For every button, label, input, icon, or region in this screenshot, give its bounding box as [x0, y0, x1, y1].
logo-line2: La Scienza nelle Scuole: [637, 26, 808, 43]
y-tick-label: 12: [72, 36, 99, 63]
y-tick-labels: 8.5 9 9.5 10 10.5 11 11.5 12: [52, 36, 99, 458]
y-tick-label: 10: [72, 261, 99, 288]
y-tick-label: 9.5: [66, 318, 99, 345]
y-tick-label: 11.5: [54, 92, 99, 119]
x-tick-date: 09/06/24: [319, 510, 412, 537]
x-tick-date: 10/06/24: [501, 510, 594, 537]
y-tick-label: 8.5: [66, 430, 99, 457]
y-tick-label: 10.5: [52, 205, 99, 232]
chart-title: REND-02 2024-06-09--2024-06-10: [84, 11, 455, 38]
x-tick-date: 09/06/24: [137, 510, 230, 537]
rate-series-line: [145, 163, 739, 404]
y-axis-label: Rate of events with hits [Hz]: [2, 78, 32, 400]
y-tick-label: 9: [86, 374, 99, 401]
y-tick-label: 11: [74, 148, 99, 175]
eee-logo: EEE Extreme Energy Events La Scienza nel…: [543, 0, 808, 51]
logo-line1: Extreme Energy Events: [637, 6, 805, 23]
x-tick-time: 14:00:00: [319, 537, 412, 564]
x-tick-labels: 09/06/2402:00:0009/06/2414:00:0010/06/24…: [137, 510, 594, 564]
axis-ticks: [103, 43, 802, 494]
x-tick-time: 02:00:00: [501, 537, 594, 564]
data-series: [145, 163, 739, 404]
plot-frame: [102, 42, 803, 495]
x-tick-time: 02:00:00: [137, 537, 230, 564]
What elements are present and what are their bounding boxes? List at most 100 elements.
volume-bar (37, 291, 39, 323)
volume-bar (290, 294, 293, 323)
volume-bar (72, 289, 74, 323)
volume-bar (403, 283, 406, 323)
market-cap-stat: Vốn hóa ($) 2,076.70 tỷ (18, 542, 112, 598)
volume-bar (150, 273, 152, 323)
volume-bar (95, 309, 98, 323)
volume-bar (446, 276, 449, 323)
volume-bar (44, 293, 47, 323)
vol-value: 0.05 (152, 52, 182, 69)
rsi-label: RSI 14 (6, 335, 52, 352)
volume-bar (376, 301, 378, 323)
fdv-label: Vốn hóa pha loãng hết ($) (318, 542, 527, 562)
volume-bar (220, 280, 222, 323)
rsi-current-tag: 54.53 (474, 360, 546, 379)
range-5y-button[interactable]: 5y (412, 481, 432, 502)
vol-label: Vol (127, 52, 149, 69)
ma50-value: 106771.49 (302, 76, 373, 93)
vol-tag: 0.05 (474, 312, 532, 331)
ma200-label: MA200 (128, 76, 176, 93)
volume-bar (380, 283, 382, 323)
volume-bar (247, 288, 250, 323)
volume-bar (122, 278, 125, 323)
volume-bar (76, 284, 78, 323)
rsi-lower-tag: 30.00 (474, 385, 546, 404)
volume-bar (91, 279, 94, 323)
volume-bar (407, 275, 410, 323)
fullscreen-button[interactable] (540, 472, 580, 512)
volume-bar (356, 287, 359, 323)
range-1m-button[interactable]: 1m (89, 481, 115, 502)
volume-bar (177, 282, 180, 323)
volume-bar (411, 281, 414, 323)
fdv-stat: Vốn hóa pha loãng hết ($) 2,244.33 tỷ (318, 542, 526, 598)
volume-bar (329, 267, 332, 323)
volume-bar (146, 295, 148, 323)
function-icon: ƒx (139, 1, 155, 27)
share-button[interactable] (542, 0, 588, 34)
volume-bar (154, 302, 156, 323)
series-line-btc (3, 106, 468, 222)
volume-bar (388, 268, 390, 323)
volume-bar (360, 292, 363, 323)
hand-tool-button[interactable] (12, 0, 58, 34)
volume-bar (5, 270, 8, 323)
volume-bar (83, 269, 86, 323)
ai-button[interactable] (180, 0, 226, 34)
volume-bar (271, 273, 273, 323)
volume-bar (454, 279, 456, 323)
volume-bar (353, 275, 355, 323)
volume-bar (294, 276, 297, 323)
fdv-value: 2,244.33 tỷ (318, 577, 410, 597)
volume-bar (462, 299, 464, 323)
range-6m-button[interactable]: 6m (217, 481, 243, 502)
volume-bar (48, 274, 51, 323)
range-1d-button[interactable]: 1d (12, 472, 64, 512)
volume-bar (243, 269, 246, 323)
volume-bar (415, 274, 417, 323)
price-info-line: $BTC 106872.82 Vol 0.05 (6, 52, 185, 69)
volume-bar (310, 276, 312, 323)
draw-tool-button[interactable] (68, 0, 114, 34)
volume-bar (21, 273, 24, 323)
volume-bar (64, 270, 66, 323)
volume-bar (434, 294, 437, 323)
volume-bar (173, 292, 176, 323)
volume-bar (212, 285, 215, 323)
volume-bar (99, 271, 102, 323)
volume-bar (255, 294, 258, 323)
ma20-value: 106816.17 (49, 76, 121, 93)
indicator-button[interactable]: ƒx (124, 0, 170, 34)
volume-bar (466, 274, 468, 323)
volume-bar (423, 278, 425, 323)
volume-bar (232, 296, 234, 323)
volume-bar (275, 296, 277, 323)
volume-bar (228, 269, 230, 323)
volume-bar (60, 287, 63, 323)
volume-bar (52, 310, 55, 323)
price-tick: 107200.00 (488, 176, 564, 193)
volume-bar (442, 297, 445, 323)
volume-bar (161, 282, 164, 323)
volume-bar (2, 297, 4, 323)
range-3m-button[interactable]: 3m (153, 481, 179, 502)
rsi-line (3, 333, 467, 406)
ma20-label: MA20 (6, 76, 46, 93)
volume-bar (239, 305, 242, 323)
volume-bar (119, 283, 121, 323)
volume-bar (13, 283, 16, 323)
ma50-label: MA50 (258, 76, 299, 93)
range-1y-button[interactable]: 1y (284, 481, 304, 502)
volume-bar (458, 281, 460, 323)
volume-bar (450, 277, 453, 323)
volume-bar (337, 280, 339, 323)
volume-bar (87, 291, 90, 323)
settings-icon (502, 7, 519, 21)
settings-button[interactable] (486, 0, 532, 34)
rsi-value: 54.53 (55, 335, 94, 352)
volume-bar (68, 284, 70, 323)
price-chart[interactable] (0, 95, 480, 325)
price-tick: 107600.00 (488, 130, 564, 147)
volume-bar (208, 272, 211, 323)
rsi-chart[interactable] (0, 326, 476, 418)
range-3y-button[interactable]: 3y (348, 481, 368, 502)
####################
Could you convert every line of the items above into a Markdown table with the columns No. and Line, numbering the rows in order and omitting any blank lines?

| No. | Line |
|---|---|
| 1 | For every button, label, input, icon, or region in this screenshot, give its bounding box as [x0, y0, x1, y1]. |
| 2 | logo-line2: La Scienza nelle Scuole: [637, 26, 808, 43] |
| 3 | y-tick-label: 12: [72, 36, 99, 63] |
| 4 | y-tick-labels: 8.5 9 9.5 10 10.5 11 11.5 12: [52, 36, 99, 458] |
| 5 | y-tick-label: 10: [72, 261, 99, 288] |
| 6 | y-tick-label: 9.5: [66, 318, 99, 345] |
| 7 | y-tick-label: 11.5: [54, 92, 99, 119] |
| 8 | x-tick-date: 09/06/24: [319, 510, 412, 537] |
| 9 | x-tick-date: 10/06/24: [501, 510, 594, 537] |
| 10 | y-tick-label: 8.5: [66, 430, 99, 457] |
| 11 | y-tick-label: 10.5: [52, 205, 99, 232] |
| 12 | chart-title: REND-02 2024-06-09--2024-06-10: [84, 11, 455, 38] |
| 13 | x-tick-date: 09/06/24: [137, 510, 230, 537] |
| 14 | rate-series-line: [145, 163, 739, 404] |
| 15 | y-axis-label: Rate of events with hits [Hz]: [2, 78, 32, 400] |
| 16 | y-tick-label: 9: [86, 374, 99, 401] |
| 17 | y-tick-label: 11: [74, 148, 99, 175] |
| 18 | eee-logo: EEE Extreme Energy Events La Scienza nel…: [543, 0, 808, 51] |
| 19 | logo-line1: Extreme Energy Events: [637, 6, 805, 23] |
| 20 | x-tick-time: 14:00:00: [319, 537, 412, 564] |
| 21 | x-tick-labels: 09/06/2402:00:0009/06/2414:00:0010/06/24…: [137, 510, 594, 564] |
| 22 | axis-ticks: [103, 43, 802, 494] |
| 23 | x-tick-time: 02:00:00: [501, 537, 594, 564] |
| 24 | data-series: [145, 163, 739, 404] |
| 25 | plot-frame: [102, 42, 803, 495] |
| 26 | x-tick-time: 02:00:00: [137, 537, 230, 564] |
| 27 | What elements are present and what are their bounding boxes? List at most 100 elements. |
| 28 | volume-bar (37, 291, 39, 323) |
| 29 | volume-bar (290, 294, 293, 323) |
| 30 | volume-bar (72, 289, 74, 323) |
| 31 | volume-bar (403, 283, 406, 323) |
| 32 | market-cap-stat: Vốn hóa ($) 2,076.70 tỷ (18, 542, 112, 598) |
| 33 | volume-bar (150, 273, 152, 323) |
| 34 | volume-bar (95, 309, 98, 323) |
| 35 | volume-bar (446, 276, 449, 323) |
| 36 | volume-bar (44, 293, 47, 323) |
| 37 | vol-value: 0.05 (152, 52, 182, 69) |
| 38 | rsi-label: RSI 14 (6, 335, 52, 352) |
| 39 | volume-bar (376, 301, 378, 323) |
| 40 | fdv-label: Vốn hóa pha loãng hết ($) (318, 542, 527, 562) |
| 41 | volume-bar (220, 280, 222, 323) |
| 42 | rsi-current-tag: 54.53 (474, 360, 546, 379) |
| 43 | range-5y-button[interactable]: 5y (412, 481, 432, 502) |
| 44 | vol-label: Vol (127, 52, 149, 69) |
| 45 | ma50-value: 106771.49 (302, 76, 373, 93) |
| 46 | vol-tag: 0.05 (474, 312, 532, 331) |
| 47 | ma200-label: MA200 (128, 76, 176, 93) |
| 48 | volume-bar (380, 283, 382, 323) |
| 49 | volume-bar (247, 288, 250, 323) |
| 50 | volume-bar (122, 278, 125, 323) |
| 51 | volume-bar (76, 284, 78, 323) |
| 52 | rsi-lower-tag: 30.00 (474, 385, 546, 404) |
| 53 | volume-bar (91, 279, 94, 323) |
| 54 | volume-bar (407, 275, 410, 323) |
| 55 | fullscreen-button[interactable] (540, 472, 580, 512) |
| 56 | volume-bar (356, 287, 359, 323) |
| 57 | range-1m-button[interactable]: 1m (89, 481, 115, 502) |
| 58 | volume-bar (177, 282, 180, 323) |
| 59 | volume-bar (411, 281, 414, 323) |
| 60 | fdv-stat: Vốn hóa pha loãng hết ($) 2,244.33 tỷ (318, 542, 526, 598) |
| 61 | volume-bar (329, 267, 332, 323) |
| 62 | volume-bar (146, 295, 148, 323) |
| 63 | function-icon: ƒx (139, 1, 155, 27) |
| 64 | share-button[interactable] (542, 0, 588, 34) |
| 65 | volume-bar (154, 302, 156, 323) |
| 66 | series-line-btc (3, 106, 468, 222) |
| 67 | volume-bar (388, 268, 390, 323) |
| 68 | volume-bar (360, 292, 363, 323) |
| 69 | hand-tool-button[interactable] (12, 0, 58, 34) |
| 70 | volume-bar (5, 270, 8, 323) |
| 71 | volume-bar (83, 269, 86, 323) |
| 72 | ai-button[interactable] (180, 0, 226, 34) |
| 73 | volume-bar (271, 273, 273, 323) |
| 74 | volume-bar (454, 279, 456, 323) |
| 75 | volume-bar (353, 275, 355, 323) |
| 76 | volume-bar (294, 276, 297, 323) |
| 77 | fdv-value: 2,244.33 tỷ (318, 577, 410, 597) |
| 78 | volume-bar (462, 299, 464, 323) |
| 79 | range-6m-button[interactable]: 6m (217, 481, 243, 502) |
| 80 | volume-bar (48, 274, 51, 323) |
| 81 | range-1d-button[interactable]: 1d (12, 472, 64, 512) |
| 82 | volume-bar (243, 269, 246, 323) |
| 83 | volume-bar (415, 274, 417, 323) |
| 84 | price-info-line: $BTC 106872.82 Vol 0.05 (6, 52, 185, 69) |
| 85 | volume-bar (310, 276, 312, 323) |
| 86 | draw-tool-button[interactable] (68, 0, 114, 34) |
| 87 | volume-bar (21, 273, 24, 323) |
| 88 | volume-bar (64, 270, 66, 323) |
| 89 | volume-bar (434, 294, 437, 323) |
| 90 | volume-bar (173, 292, 176, 323) |
| 91 | volume-bar (212, 285, 215, 323) |
| 92 | volume-bar (99, 271, 102, 323) |
| 93 | volume-bar (255, 294, 258, 323) |
| 94 | ma20-value: 106816.17 (49, 76, 121, 93) |
| 95 | indicator-button[interactable]: ƒx (124, 0, 170, 34) |
| 96 | volume-bar (466, 274, 468, 323) |
| 97 | volume-bar (423, 278, 425, 323) |
| 98 | volume-bar (232, 296, 234, 323) |
| 99 | volume-bar (275, 296, 277, 323) |
| 100 | volume-bar (228, 269, 230, 323) |
| 101 | volume-bar (60, 287, 63, 323) |
| 102 | volume-bar (52, 310, 55, 323) |
| 103 | price-tick: 107200.00 (488, 176, 564, 193) |
| 104 | volume-bar (442, 297, 445, 323) |
| 105 | volume-bar (161, 282, 164, 323) |
| 106 | volume-bar (2, 297, 4, 323) |
| 107 | range-3m-button[interactable]: 3m (153, 481, 179, 502) |
| 108 | rsi-line (3, 333, 467, 406) |
| 109 | ma20-label: MA20 (6, 76, 46, 93) |
| 110 | volume-bar (239, 305, 242, 323) |
| 111 | volume-bar (119, 283, 121, 323) |
| 112 | volume-bar (13, 283, 16, 323) |
| 113 | ma50-label: MA50 (258, 76, 299, 93) |
| 114 | range-1y-button[interactable]: 1y (284, 481, 304, 502) |
| 115 | volume-bar (458, 281, 460, 323) |
| 116 | volume-bar (450, 277, 453, 323) |
| 117 | volume-bar (337, 280, 339, 323) |
| 118 | volume-bar (87, 291, 90, 323) |
| 119 | settings-icon (502, 7, 519, 21) |
| 120 | settings-button[interactable] (486, 0, 532, 34) |
| 121 | rsi-value: 54.53 (55, 335, 94, 352) |
| 122 | volume-bar (68, 284, 70, 323) |
| 123 | price-chart[interactable] (0, 95, 480, 325) |
| 124 | price-tick: 107600.00 (488, 130, 564, 147) |
| 125 | volume-bar (208, 272, 211, 323) |
| 126 | rsi-chart[interactable] (0, 326, 476, 418) |
| 127 | range-3y-button[interactable]: 3y (348, 481, 368, 502) |